### Goal of the exercise
Both the line containing "Output the text content of this document." and the last line of the listing are included: write out exactly the lines from one to the other.

### Provided material
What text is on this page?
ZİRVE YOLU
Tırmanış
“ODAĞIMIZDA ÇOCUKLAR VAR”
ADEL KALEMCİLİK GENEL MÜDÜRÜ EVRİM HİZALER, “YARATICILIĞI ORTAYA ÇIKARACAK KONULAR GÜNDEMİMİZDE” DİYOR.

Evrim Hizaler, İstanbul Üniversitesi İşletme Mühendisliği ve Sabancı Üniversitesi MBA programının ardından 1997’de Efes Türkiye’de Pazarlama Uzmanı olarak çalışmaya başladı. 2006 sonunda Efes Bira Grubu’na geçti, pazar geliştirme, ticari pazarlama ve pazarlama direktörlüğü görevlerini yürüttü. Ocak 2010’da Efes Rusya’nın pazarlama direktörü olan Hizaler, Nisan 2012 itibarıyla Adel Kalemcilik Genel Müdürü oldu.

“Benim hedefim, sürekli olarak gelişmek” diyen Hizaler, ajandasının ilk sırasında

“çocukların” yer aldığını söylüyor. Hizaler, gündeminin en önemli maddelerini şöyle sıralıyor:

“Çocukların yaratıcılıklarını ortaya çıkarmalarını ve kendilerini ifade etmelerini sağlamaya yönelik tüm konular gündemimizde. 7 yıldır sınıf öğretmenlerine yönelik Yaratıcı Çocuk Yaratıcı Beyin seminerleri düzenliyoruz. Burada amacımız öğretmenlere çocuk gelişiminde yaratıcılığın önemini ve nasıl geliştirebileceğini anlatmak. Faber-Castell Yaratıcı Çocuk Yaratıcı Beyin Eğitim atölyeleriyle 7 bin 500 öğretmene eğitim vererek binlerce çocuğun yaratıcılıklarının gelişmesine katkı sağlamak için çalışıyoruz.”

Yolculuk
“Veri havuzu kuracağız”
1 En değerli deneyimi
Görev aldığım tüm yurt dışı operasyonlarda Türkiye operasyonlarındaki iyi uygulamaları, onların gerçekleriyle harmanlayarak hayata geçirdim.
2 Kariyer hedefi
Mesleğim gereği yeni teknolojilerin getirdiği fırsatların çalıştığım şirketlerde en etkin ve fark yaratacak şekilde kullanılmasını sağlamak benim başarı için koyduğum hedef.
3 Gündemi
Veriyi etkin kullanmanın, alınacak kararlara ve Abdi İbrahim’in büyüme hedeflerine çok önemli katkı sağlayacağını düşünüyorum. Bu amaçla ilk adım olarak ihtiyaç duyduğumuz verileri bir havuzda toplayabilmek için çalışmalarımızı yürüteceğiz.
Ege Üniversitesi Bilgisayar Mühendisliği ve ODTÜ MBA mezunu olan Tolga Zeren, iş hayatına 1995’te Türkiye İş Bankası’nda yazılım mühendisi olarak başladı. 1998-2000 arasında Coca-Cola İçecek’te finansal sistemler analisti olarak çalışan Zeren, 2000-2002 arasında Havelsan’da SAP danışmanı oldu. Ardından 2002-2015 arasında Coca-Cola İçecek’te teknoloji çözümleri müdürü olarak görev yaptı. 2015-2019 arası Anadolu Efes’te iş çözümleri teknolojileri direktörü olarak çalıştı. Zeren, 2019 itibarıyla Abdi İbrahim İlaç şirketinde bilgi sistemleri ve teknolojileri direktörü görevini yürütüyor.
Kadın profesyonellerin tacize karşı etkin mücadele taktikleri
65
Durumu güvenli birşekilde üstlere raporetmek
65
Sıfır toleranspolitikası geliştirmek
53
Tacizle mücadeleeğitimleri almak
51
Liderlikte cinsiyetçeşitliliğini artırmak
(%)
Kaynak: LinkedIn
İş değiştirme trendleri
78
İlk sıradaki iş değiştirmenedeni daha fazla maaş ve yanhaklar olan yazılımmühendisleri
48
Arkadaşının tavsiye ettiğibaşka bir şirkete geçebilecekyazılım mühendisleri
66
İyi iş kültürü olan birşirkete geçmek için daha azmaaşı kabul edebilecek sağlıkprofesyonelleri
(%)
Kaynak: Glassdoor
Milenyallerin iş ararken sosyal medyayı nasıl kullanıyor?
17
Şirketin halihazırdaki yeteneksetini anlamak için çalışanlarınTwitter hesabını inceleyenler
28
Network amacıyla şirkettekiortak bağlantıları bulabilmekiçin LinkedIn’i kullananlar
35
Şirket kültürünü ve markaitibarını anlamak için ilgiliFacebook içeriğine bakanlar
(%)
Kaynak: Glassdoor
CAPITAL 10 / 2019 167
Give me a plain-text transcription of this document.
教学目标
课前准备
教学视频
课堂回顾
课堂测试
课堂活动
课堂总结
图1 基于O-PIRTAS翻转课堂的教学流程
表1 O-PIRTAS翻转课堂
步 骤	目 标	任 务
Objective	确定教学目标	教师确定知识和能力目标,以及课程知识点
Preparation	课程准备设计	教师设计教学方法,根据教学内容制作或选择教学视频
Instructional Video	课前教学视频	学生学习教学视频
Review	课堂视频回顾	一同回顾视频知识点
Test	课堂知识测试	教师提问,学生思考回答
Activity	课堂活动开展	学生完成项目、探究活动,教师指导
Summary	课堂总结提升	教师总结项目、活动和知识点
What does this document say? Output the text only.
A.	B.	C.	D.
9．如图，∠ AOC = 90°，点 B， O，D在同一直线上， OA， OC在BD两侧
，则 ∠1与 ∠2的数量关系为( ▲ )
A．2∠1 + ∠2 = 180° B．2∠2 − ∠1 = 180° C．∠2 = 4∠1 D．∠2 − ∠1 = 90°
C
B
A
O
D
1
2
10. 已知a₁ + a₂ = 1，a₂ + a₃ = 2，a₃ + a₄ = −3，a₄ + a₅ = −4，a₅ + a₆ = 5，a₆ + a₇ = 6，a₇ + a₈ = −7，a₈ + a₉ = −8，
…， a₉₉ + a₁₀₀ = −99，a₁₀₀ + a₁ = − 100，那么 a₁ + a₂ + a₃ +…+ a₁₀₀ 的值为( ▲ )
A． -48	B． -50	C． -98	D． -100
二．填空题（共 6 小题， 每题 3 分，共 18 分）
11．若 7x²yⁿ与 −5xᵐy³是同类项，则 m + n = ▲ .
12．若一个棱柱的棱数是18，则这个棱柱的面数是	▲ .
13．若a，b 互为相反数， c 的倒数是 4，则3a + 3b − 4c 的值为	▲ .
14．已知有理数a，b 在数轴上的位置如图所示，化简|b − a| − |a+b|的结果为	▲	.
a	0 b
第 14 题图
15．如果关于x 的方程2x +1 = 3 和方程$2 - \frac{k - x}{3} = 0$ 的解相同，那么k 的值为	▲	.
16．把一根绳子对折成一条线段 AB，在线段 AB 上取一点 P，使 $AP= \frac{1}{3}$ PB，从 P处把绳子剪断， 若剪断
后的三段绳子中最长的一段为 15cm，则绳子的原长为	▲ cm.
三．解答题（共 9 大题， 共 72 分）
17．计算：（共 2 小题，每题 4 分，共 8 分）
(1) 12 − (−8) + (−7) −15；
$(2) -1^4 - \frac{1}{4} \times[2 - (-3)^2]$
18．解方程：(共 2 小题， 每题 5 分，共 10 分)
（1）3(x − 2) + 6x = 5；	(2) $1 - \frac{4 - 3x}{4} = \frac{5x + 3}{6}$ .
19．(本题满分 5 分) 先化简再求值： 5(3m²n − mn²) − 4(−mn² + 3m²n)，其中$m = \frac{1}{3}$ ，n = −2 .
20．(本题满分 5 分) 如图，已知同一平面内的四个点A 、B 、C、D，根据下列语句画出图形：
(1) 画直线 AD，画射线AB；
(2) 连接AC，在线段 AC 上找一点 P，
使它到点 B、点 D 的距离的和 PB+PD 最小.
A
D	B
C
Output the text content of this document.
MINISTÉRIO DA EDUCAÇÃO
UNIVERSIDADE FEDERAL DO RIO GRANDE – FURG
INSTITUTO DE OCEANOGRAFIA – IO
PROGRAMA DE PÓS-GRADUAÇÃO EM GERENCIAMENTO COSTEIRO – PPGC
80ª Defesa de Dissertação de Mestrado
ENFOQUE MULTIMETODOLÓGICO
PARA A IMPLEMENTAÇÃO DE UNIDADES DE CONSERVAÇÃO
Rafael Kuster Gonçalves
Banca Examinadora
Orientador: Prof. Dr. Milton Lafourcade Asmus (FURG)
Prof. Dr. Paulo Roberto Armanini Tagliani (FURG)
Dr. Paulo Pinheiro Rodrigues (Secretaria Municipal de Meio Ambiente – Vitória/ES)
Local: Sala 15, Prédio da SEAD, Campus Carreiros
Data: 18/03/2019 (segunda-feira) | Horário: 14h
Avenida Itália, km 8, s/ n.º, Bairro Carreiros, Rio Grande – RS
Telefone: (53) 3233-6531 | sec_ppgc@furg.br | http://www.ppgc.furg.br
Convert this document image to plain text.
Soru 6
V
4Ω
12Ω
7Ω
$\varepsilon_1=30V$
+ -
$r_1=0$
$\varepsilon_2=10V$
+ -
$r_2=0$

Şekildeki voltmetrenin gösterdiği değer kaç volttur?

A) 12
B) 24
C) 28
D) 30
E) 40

### Completed exercise
Output the text content of this document.
MINISTÉRIO DA EDUCAÇÃO
UNIVERSIDADE FEDERAL DO RIO GRANDE – FURG
INSTITUTO DE OCEANOGRAFIA – IO
PROGRAMA DE PÓS-GRADUAÇÃO EM GERENCIAMENTO COSTEIRO – PPGC
80ª Defesa de Dissertação de Mestrado
ENFOQUE MULTIMETODOLÓGICO
PARA A IMPLEMENTAÇÃO DE UNIDADES DE CONSERVAÇÃO
Rafael Kuster Gonçalves
Banca Examinadora
Orientador: Prof. Dr. Milton Lafourcade Asmus (FURG)
Prof. Dr. Paulo Roberto Armanini Tagliani (FURG)
Dr. Paulo Pinheiro Rodrigues (Secretaria Municipal de Meio Ambiente – Vitória/ES)
Local: Sala 15, Prédio da SEAD, Campus Carreiros
Data: 18/03/2019 (segunda-feira) | Horário: 14h
Avenida Itália, km 8, s/ n.º, Bairro Carreiros, Rio Grande – RS
Telefone: (53) 3233-6531 | sec_ppgc@furg.br | http://www.ppgc.furg.br
Convert this document image to plain text.
Soru 6
V
4Ω
12Ω
7Ω
$\varepsilon_1=30V$
+ -
$r_1=0$
$\varepsilon_2=10V$
+ -
$r_2=0$

Şekildeki voltmetrenin gösterdiği değer kaç volttur?

A) 12
B) 24
C) 28
D) 30
E) 40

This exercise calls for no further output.